**Record excerpts**.
%%

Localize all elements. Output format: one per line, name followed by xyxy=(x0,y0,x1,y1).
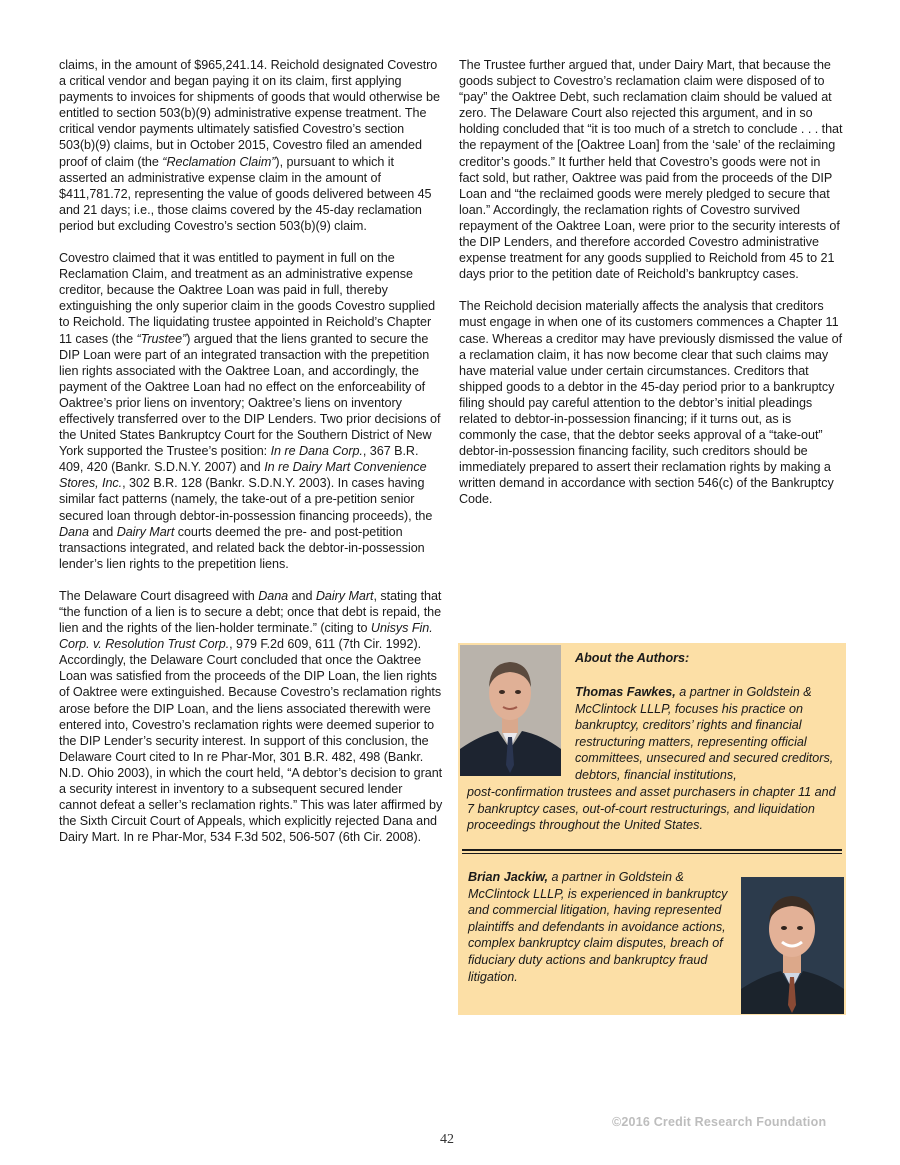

%%
%%

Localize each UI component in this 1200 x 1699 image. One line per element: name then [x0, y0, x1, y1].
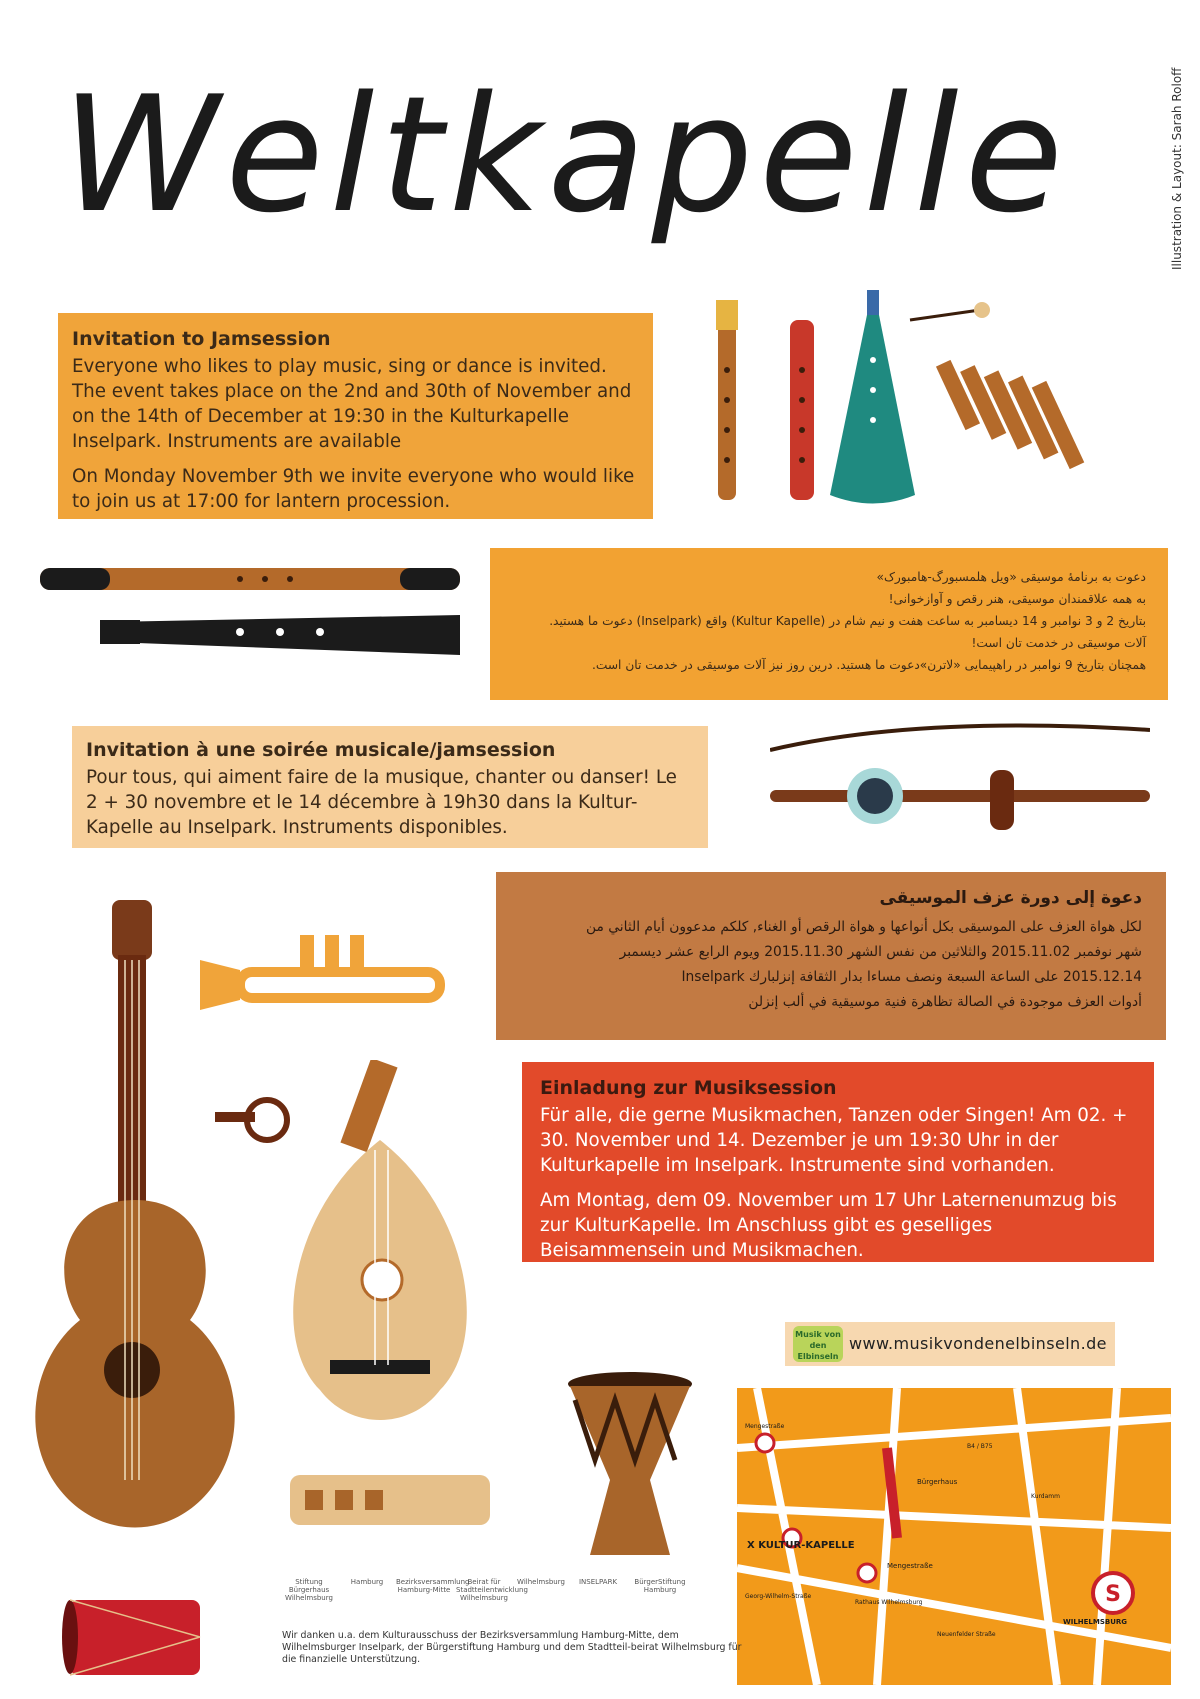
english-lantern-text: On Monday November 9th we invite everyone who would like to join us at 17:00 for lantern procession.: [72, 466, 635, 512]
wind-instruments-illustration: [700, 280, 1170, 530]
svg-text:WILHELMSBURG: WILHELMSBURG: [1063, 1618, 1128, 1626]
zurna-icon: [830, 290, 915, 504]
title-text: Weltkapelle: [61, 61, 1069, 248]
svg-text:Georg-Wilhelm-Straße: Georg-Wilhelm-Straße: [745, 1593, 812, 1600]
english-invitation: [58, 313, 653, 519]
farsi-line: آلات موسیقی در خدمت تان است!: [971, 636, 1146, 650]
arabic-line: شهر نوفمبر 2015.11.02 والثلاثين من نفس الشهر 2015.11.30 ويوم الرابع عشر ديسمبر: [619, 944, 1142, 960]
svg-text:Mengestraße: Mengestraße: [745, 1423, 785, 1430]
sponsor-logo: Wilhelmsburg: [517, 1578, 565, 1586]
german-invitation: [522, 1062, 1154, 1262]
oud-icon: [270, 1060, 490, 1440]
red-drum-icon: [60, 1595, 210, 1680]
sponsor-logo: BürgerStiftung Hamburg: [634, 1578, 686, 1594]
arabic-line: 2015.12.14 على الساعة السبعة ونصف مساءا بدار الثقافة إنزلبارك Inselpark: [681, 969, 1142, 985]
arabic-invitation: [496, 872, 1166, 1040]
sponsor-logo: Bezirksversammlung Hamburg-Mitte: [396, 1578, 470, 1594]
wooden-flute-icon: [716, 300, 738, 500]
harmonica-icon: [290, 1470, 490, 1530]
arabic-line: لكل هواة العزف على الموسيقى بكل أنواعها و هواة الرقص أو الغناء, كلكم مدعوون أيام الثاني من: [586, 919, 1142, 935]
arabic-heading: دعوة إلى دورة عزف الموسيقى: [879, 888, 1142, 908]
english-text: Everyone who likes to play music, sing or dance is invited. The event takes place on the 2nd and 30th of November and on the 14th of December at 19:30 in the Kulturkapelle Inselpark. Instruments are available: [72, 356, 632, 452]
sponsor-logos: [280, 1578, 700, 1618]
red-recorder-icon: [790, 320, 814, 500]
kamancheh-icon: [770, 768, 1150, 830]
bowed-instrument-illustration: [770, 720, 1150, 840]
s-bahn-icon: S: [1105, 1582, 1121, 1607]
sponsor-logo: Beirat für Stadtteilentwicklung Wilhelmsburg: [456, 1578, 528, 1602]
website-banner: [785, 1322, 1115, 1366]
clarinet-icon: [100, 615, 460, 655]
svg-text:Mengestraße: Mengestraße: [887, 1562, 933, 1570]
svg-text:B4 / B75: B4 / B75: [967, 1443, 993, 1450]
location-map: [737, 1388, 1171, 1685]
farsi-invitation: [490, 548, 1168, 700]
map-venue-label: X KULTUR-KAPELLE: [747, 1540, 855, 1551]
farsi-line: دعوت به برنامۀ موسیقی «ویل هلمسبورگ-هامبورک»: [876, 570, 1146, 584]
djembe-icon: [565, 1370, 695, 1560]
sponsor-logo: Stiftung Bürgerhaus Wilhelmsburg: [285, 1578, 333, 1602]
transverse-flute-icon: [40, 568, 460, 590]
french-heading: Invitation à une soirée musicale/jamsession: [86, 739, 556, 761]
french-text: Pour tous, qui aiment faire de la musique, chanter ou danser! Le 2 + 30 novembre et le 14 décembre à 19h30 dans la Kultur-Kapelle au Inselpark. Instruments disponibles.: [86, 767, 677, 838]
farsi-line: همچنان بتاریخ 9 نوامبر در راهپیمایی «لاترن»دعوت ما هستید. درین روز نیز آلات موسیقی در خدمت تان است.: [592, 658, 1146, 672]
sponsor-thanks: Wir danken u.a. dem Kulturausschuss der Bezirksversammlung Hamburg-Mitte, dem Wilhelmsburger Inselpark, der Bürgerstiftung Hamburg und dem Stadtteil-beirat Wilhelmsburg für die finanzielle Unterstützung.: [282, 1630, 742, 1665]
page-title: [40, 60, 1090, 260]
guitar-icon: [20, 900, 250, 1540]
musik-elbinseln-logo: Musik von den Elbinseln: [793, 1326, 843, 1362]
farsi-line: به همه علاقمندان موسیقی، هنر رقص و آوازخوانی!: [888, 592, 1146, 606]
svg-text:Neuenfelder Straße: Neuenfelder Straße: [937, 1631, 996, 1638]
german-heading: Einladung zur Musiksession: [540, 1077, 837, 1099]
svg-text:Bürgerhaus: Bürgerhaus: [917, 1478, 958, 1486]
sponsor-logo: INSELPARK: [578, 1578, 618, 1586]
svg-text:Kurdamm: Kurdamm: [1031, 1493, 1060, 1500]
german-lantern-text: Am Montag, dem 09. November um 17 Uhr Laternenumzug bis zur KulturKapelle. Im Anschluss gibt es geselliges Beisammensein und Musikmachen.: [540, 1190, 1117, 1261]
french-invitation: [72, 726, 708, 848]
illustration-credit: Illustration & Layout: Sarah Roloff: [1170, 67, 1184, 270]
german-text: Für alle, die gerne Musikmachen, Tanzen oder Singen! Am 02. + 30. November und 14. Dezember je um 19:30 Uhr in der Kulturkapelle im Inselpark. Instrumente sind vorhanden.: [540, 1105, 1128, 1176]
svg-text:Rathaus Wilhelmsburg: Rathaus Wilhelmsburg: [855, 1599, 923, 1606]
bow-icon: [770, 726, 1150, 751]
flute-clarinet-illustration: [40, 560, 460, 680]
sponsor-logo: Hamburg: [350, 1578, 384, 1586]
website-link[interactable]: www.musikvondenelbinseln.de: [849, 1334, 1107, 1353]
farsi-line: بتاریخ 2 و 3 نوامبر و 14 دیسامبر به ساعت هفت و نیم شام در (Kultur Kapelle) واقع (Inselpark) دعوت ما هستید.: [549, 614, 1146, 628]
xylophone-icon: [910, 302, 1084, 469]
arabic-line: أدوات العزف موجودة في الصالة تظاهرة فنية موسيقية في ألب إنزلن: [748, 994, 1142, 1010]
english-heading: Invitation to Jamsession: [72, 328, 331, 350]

%%

**Problem details**. Convert the lines of the records above, starting at the line containing "Localize each UI" and ending at the line containing "farsi-line: آلات موسیقی" (both included), into a JSON list of strings with one string per line and no blank lines. Leave the pictures out of the list.

**Answer for the task**.
[
  "Localize each UI component in this 1200 x 1699 image. One line per element: name then [x0, y0, x1, y1].",
  "english-lantern-text: On Monday November 9th we invite everyone who would like to join us at 17:00 for lantern procession.: [72, 466, 635, 512]",
  "wind-instruments-illustration: [700, 280, 1170, 530]",
  "svg-text:WILHELMSBURG: WILHELMSBURG: [1063, 1618, 1128, 1626]",
  "zurna-icon: [830, 290, 915, 504]",
  "title-text: Weltkapelle: [61, 61, 1069, 248]",
  "svg-text:Georg-Wilhelm-Straße: Georg-Wilhelm-Straße: [745, 1593, 812, 1600]",
  "english-invitation: [58, 313, 653, 519]",
  "farsi-line: آلات موسیقی در خدمت تان است!: [971, 636, 1146, 650]"
]